**Problem statement**
Copy out each line containing "name" from the entries below.

Figure collection entries
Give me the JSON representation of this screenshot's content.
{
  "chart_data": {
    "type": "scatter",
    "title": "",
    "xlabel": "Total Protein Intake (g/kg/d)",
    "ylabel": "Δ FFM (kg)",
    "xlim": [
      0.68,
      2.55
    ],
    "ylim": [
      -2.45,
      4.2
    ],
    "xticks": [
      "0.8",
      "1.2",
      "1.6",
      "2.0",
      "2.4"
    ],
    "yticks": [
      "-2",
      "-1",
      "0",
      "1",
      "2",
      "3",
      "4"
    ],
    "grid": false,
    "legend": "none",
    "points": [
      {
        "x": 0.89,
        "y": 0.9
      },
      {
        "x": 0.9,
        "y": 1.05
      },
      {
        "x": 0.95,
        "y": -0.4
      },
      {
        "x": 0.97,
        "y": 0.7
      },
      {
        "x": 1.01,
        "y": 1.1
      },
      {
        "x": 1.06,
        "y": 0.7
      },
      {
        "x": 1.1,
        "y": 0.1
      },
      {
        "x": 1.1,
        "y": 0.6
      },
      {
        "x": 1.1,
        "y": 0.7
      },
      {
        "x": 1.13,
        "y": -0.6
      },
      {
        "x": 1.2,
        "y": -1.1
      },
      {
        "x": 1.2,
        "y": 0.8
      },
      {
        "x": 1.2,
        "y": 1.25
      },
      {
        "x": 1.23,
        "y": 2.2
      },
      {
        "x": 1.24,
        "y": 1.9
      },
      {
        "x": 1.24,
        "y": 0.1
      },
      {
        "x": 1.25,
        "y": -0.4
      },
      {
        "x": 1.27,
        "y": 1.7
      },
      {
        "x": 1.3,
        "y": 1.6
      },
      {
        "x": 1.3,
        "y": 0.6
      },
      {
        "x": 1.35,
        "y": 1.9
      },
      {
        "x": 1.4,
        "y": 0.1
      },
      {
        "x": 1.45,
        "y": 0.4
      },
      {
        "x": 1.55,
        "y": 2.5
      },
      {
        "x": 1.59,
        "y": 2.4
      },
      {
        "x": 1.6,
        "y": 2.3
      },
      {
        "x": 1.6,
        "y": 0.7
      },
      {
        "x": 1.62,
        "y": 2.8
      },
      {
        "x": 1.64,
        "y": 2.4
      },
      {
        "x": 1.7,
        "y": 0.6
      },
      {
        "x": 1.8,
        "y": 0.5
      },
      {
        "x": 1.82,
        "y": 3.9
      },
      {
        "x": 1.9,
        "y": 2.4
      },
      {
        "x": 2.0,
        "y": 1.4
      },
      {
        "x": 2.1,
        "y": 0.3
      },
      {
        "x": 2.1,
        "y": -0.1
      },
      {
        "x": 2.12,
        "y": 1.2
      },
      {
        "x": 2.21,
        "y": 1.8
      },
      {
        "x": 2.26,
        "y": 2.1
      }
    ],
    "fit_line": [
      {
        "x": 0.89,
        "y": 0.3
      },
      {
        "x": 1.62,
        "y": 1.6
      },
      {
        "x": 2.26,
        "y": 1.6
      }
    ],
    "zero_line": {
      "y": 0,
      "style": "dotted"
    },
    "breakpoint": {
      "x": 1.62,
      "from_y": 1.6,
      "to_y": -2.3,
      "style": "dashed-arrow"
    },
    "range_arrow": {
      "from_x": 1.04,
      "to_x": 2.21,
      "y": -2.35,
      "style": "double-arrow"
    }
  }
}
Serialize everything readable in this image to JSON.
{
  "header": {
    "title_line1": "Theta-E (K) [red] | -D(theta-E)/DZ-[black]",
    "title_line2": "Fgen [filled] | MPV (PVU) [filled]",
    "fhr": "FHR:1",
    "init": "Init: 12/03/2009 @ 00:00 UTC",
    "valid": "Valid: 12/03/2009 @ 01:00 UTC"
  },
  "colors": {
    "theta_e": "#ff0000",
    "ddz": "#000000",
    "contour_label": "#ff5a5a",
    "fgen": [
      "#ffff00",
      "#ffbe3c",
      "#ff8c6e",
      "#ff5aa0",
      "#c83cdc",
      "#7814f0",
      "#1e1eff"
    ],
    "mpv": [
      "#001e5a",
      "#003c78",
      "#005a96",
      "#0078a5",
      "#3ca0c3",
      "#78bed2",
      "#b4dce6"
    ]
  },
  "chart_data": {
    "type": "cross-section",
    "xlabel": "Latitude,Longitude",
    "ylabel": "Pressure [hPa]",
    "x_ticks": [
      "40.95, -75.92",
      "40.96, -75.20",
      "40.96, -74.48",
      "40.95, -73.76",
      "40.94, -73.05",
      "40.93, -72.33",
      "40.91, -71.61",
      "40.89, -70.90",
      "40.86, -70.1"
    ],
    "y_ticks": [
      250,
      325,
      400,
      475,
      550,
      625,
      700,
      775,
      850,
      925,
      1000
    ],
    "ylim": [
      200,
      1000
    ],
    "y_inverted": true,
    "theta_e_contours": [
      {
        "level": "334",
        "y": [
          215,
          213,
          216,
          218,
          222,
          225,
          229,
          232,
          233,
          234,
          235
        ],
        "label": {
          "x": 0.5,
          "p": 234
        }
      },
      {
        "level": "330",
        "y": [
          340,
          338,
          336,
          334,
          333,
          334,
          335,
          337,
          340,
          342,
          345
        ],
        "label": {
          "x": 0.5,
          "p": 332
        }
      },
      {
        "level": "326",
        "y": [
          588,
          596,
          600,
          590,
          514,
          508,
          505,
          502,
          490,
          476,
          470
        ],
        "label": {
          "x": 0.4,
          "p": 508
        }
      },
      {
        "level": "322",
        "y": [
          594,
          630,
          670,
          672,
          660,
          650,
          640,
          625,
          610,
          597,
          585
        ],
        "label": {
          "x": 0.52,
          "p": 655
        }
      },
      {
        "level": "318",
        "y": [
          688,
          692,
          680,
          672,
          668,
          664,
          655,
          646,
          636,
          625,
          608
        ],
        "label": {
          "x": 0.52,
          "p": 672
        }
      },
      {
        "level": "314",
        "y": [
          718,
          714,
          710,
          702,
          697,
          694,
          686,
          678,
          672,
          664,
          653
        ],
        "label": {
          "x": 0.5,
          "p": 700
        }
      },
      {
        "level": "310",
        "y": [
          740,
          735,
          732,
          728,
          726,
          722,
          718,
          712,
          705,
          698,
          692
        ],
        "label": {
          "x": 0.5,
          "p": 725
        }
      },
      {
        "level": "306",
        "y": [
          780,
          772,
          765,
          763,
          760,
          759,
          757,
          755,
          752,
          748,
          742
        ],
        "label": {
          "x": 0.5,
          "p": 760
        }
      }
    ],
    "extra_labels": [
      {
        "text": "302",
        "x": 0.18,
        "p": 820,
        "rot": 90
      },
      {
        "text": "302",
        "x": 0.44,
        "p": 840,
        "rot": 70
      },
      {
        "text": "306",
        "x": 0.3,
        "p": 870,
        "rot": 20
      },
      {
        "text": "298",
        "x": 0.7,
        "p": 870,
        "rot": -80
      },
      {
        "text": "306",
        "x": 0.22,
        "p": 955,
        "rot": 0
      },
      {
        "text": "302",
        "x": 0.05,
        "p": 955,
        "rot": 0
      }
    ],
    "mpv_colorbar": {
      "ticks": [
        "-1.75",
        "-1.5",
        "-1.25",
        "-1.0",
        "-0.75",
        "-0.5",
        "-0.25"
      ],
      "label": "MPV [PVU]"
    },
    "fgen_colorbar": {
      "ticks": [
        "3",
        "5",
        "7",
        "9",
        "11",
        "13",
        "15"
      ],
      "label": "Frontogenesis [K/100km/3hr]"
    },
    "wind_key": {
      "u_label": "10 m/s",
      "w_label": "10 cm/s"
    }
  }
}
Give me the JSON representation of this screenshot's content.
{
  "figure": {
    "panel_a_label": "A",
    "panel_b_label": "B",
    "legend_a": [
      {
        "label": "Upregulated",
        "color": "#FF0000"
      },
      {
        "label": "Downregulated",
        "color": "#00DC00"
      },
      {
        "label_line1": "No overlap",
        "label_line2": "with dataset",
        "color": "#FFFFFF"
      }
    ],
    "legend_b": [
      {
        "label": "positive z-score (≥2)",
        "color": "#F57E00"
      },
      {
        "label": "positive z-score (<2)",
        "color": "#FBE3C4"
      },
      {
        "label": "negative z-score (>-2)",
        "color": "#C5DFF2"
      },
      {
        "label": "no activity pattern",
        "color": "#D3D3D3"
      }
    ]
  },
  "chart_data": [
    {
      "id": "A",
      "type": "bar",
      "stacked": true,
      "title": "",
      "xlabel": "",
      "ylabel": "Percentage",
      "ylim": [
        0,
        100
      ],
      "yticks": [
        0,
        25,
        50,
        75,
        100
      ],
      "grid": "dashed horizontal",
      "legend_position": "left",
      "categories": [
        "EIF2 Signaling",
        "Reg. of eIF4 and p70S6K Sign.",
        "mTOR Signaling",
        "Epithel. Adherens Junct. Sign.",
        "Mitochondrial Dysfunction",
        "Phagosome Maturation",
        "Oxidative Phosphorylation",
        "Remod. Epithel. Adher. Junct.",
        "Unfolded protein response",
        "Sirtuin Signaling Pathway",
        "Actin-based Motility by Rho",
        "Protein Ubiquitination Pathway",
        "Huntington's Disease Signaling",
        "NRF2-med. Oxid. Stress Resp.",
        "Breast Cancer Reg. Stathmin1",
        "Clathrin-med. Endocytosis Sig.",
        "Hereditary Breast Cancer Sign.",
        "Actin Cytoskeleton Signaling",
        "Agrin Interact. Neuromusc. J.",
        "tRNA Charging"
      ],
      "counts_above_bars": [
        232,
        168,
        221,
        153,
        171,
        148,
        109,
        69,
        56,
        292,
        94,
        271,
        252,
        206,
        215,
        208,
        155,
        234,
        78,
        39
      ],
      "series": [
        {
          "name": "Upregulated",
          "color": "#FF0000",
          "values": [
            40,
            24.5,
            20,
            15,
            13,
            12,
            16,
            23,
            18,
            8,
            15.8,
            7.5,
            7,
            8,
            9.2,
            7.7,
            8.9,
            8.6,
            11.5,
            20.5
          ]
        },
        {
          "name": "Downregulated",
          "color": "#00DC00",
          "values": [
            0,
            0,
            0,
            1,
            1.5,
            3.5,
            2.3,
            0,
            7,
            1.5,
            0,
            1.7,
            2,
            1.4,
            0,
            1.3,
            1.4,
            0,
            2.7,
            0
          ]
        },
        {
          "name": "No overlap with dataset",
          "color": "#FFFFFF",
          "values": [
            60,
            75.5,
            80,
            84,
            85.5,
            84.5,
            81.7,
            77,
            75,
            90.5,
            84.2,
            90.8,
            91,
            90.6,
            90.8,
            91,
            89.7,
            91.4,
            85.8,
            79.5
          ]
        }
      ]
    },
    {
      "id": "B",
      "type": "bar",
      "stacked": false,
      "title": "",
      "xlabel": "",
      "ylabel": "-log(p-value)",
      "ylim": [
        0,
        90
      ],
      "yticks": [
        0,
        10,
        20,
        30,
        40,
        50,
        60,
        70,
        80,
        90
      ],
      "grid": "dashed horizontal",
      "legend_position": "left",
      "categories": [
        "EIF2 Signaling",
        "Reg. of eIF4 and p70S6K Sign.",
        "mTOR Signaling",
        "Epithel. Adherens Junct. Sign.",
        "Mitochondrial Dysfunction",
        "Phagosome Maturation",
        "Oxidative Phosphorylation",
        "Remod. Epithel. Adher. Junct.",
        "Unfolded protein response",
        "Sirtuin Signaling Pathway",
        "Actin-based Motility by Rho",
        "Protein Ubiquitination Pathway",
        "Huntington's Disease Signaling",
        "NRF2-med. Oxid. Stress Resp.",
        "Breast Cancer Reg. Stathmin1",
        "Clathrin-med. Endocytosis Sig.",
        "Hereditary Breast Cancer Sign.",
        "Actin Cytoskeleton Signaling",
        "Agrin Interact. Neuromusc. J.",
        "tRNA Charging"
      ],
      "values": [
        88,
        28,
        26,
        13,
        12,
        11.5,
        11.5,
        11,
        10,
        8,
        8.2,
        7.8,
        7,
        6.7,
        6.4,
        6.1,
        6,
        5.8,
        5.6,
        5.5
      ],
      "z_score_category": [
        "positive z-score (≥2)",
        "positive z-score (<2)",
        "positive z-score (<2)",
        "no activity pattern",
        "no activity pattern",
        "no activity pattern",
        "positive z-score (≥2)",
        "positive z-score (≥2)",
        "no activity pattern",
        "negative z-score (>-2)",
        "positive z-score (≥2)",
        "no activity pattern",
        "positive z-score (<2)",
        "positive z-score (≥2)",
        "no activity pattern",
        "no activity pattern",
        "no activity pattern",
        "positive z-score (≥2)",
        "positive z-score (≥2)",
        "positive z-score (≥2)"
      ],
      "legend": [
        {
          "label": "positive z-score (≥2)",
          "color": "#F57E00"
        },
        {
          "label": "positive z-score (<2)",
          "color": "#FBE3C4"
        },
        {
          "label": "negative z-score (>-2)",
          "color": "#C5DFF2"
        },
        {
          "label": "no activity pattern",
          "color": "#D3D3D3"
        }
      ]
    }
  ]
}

**Task response**
          "name": "Upregulated",
          "name": "Downregulated",
          "name": "No overlap with dataset",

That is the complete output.